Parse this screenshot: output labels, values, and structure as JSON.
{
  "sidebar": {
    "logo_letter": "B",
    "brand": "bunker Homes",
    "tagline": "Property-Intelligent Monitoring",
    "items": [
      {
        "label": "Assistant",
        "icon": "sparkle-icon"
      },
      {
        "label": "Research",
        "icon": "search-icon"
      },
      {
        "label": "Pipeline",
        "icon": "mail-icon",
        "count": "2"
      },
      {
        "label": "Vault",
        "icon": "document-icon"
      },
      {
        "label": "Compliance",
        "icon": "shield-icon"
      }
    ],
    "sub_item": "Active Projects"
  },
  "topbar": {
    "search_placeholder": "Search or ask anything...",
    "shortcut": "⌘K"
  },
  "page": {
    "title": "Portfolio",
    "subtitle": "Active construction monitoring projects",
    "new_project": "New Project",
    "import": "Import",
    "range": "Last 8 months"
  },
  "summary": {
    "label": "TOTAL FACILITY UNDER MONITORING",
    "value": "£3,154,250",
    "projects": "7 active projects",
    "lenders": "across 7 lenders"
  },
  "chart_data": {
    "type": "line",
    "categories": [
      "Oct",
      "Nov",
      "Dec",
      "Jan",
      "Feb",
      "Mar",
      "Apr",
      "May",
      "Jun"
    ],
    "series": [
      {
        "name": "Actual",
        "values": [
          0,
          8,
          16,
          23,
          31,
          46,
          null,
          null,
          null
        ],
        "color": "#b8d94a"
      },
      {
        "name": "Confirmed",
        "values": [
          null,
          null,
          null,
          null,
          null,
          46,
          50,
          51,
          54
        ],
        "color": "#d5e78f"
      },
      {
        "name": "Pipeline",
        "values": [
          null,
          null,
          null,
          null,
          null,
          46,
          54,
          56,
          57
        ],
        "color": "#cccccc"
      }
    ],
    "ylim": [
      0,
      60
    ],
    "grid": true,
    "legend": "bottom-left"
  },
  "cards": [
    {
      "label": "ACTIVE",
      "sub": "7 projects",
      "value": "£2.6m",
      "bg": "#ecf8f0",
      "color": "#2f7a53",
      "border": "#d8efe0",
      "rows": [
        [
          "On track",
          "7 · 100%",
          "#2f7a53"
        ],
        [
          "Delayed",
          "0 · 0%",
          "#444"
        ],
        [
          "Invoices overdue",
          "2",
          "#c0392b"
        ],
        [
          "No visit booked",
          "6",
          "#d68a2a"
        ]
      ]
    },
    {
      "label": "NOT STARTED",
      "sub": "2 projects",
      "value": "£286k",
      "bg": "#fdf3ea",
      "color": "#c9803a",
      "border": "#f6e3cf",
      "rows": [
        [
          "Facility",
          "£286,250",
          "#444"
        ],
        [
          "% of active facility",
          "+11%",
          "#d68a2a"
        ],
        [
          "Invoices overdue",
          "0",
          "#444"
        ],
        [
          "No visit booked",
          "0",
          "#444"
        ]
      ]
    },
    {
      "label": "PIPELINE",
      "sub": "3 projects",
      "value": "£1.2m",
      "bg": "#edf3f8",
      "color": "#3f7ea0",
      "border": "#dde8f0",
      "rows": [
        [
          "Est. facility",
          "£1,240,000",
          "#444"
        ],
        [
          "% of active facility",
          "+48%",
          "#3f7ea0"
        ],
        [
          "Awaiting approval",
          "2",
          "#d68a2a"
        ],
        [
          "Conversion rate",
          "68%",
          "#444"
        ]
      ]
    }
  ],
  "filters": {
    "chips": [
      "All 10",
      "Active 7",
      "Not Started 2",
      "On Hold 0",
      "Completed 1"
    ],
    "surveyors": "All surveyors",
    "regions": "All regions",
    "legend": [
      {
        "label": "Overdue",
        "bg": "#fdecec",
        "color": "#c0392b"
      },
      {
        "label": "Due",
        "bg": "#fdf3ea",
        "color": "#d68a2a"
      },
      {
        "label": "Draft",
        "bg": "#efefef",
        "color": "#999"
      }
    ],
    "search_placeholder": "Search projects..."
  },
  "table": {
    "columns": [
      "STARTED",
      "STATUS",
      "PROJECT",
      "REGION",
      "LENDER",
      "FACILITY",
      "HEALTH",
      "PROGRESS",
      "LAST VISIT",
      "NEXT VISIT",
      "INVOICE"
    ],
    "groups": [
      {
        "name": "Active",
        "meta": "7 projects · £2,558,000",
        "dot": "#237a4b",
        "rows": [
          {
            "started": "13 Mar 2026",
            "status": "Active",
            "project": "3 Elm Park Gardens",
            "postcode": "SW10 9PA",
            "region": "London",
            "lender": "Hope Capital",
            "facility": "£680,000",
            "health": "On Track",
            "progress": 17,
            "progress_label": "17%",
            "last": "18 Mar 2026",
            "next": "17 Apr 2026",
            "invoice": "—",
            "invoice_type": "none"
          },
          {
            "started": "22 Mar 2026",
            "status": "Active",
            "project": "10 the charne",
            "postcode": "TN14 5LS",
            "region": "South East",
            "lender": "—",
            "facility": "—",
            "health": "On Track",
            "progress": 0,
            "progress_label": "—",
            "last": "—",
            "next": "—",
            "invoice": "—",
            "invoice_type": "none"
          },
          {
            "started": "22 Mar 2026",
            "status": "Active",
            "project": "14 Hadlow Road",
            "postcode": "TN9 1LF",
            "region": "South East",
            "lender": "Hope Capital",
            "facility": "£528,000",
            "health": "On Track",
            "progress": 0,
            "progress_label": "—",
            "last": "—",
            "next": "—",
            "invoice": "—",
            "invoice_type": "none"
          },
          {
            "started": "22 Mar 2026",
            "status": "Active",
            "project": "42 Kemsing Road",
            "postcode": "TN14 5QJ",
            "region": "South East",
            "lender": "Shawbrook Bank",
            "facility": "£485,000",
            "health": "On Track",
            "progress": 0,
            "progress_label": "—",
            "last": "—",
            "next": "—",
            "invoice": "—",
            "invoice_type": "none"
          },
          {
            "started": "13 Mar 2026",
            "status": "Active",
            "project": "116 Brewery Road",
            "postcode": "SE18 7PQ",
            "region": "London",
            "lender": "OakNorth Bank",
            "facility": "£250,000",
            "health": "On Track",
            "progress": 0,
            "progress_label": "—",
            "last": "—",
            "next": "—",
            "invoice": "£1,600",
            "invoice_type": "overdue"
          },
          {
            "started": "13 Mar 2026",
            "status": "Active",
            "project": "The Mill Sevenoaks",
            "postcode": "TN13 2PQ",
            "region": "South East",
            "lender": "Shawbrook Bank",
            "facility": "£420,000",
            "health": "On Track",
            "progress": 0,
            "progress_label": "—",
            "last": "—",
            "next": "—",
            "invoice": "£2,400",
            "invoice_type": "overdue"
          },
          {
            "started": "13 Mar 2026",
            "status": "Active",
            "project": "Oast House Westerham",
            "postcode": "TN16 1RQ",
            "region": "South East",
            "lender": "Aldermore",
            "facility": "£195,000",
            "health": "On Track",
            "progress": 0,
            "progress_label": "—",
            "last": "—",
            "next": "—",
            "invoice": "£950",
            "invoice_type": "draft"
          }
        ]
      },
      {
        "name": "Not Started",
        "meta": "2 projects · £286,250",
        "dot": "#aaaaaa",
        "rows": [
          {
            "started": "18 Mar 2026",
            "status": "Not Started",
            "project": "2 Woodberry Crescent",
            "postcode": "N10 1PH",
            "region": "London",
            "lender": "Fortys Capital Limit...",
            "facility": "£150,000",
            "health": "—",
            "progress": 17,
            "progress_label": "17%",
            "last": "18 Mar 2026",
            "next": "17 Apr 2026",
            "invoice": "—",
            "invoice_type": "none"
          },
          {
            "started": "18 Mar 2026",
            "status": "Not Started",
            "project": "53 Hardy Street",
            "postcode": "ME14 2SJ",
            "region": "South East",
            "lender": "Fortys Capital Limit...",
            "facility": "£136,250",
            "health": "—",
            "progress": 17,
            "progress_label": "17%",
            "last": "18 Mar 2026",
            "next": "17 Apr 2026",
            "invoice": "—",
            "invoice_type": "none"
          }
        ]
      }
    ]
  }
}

__________________________________________________

EXERCISE: Return only those lines of the records that contain the string "color".

REPLY TO THE EXERCISE:
        "color": "#b8d94a"
        "color": "#d5e78f"
        "color": "#cccccc"
      "color": "#2f7a53",
      "color": "#c9803a",
      "color": "#3f7ea0",
        "color": "#c0392b"
        "color": "#d68a2a"
        "color": "#999"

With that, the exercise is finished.